### Problem statement
Retype the whole listing below, character for character.

/---

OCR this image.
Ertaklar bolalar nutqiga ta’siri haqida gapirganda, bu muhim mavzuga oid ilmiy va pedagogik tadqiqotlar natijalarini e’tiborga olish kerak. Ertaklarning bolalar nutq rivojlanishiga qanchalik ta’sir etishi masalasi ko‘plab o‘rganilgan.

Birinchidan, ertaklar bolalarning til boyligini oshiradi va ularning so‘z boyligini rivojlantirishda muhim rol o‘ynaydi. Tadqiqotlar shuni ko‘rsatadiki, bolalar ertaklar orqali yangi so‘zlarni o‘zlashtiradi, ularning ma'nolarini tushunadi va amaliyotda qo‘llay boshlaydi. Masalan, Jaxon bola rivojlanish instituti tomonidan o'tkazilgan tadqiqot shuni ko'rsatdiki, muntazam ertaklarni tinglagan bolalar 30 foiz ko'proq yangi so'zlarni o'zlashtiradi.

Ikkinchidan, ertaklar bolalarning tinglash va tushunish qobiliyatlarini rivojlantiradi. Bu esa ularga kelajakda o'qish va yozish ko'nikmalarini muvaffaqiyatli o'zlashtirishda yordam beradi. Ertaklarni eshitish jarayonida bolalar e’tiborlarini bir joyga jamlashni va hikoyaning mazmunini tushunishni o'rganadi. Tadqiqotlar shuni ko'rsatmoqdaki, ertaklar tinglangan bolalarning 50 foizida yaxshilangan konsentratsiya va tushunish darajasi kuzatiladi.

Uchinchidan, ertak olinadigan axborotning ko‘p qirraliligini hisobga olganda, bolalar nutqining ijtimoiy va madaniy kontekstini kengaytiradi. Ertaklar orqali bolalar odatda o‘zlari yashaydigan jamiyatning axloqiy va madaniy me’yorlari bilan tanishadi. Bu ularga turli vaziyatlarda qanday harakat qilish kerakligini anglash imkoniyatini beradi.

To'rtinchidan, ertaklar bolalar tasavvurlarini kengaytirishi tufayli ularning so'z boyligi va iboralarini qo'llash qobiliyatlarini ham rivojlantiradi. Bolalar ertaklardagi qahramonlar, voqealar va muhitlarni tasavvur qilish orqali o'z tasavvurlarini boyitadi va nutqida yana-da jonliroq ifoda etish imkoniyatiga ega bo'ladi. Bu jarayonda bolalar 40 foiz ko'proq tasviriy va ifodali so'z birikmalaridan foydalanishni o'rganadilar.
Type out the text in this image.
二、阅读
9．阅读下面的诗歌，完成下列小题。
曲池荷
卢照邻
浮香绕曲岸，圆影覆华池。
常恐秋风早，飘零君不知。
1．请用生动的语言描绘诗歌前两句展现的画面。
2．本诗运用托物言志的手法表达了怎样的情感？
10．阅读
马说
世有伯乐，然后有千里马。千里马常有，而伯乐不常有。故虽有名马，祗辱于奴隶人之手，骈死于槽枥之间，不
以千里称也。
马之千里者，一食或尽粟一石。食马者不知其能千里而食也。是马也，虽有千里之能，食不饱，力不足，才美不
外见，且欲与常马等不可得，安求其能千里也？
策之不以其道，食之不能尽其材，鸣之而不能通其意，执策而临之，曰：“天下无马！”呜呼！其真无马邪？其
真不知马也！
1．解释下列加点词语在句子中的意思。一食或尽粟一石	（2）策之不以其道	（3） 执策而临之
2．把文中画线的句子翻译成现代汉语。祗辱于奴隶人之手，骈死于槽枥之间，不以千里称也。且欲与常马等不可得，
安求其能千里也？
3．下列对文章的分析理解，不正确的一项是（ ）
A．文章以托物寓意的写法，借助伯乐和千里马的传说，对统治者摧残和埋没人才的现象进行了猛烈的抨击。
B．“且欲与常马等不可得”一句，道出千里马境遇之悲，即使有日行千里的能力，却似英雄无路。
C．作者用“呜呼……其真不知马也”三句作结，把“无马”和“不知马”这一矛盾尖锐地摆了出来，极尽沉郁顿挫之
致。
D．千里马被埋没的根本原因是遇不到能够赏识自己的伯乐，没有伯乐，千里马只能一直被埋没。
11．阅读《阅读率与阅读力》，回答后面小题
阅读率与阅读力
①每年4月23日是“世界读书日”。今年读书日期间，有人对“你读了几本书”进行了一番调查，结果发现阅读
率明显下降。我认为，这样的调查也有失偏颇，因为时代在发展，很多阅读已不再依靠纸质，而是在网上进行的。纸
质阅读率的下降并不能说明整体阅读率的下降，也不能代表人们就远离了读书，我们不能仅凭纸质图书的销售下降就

\---

### Exercise response
OCR this image.
Ertaklar bolalar nutqiga ta’siri haqida gapirganda, bu muhim mavzuga oid ilmiy va pedagogik tadqiqotlar natijalarini e’tiborga olish kerak. Ertaklarning bolalar nutq rivojlanishiga qanchalik ta’sir etishi masalasi ko‘plab o‘rganilgan.

Birinchidan, ertaklar bolalarning til boyligini oshiradi va ularning so‘z boyligini rivojlantirishda muhim rol o‘ynaydi. Tadqiqotlar shuni ko‘rsatadiki, bolalar ertaklar orqali yangi so‘zlarni o‘zlashtiradi, ularning ma'nolarini tushunadi va amaliyotda qo‘llay boshlaydi. Masalan, Jaxon bola rivojlanish instituti tomonidan o'tkazilgan tadqiqot shuni ko'rsatdiki, muntazam ertaklarni tinglagan bolalar 30 foiz ko'proq yangi so'zlarni o'zlashtiradi.

Ikkinchidan, ertaklar bolalarning tinglash va tushunish qobiliyatlarini rivojlantiradi. Bu esa ularga kelajakda o'qish va yozish ko'nikmalarini muvaffaqiyatli o'zlashtirishda yordam beradi. Ertaklarni eshitish jarayonida bolalar e’tiborlarini bir joyga jamlashni va hikoyaning mazmunini tushunishni o'rganadi. Tadqiqotlar shuni ko'rsatmoqdaki, ertaklar tinglangan bolalarning 50 foizida yaxshilangan konsentratsiya va tushunish darajasi kuzatiladi.

Uchinchidan, ertak olinadigan axborotning ko‘p qirraliligini hisobga olganda, bolalar nutqining ijtimoiy va madaniy kontekstini kengaytiradi. Ertaklar orqali bolalar odatda o‘zlari yashaydigan jamiyatning axloqiy va madaniy me’yorlari bilan tanishadi. Bu ularga turli vaziyatlarda qanday harakat qilish kerakligini anglash imkoniyatini beradi.

To'rtinchidan, ertaklar bolalar tasavvurlarini kengaytirishi tufayli ularning so'z boyligi va iboralarini qo'llash qobiliyatlarini ham rivojlantiradi. Bolalar ertaklardagi qahramonlar, voqealar va muhitlarni tasavvur qilish orqali o'z tasavvurlarini boyitadi va nutqida yana-da jonliroq ifoda etish imkoniyatiga ega bo'ladi. Bu jarayonda bolalar 40 foiz ko'proq tasviriy va ifodali so'z birikmalaridan foydalanishni o'rganadilar.
Type out the text in this image.
二、阅读
9．阅读下面的诗歌，完成下列小题。
曲池荷
卢照邻
浮香绕曲岸，圆影覆华池。
常恐秋风早，飘零君不知。
1．请用生动的语言描绘诗歌前两句展现的画面。
2．本诗运用托物言志的手法表达了怎样的情感？
10．阅读
马说
世有伯乐，然后有千里马。千里马常有，而伯乐不常有。故虽有名马，祗辱于奴隶人之手，骈死于槽枥之间，不
以千里称也。
马之千里者，一食或尽粟一石。食马者不知其能千里而食也。是马也，虽有千里之能，食不饱，力不足，才美不
外见，且欲与常马等不可得，安求其能千里也？
策之不以其道，食之不能尽其材，鸣之而不能通其意，执策而临之，曰：“天下无马！”呜呼！其真无马邪？其
真不知马也！
1．解释下列加点词语在句子中的意思。一食或尽粟一石	（2）策之不以其道	（3） 执策而临之
2．把文中画线的句子翻译成现代汉语。祗辱于奴隶人之手，骈死于槽枥之间，不以千里称也。且欲与常马等不可得，
安求其能千里也？
3．下列对文章的分析理解，不正确的一项是（ ）
A．文章以托物寓意的写法，借助伯乐和千里马的传说，对统治者摧残和埋没人才的现象进行了猛烈的抨击。
B．“且欲与常马等不可得”一句，道出千里马境遇之悲，即使有日行千里的能力，却似英雄无路。
C．作者用“呜呼……其真不知马也”三句作结，把“无马”和“不知马”这一矛盾尖锐地摆了出来，极尽沉郁顿挫之
致。
D．千里马被埋没的根本原因是遇不到能够赏识自己的伯乐，没有伯乐，千里马只能一直被埋没。
11．阅读《阅读率与阅读力》，回答后面小题
阅读率与阅读力
①每年4月23日是“世界读书日”。今年读书日期间，有人对“你读了几本书”进行了一番调查，结果发现阅读
率明显下降。我认为，这样的调查也有失偏颇，因为时代在发展，很多阅读已不再依靠纸质，而是在网上进行的。纸
质阅读率的下降并不能说明整体阅读率的下降，也不能代表人们就远离了读书，我们不能仅凭纸质图书的销售下降就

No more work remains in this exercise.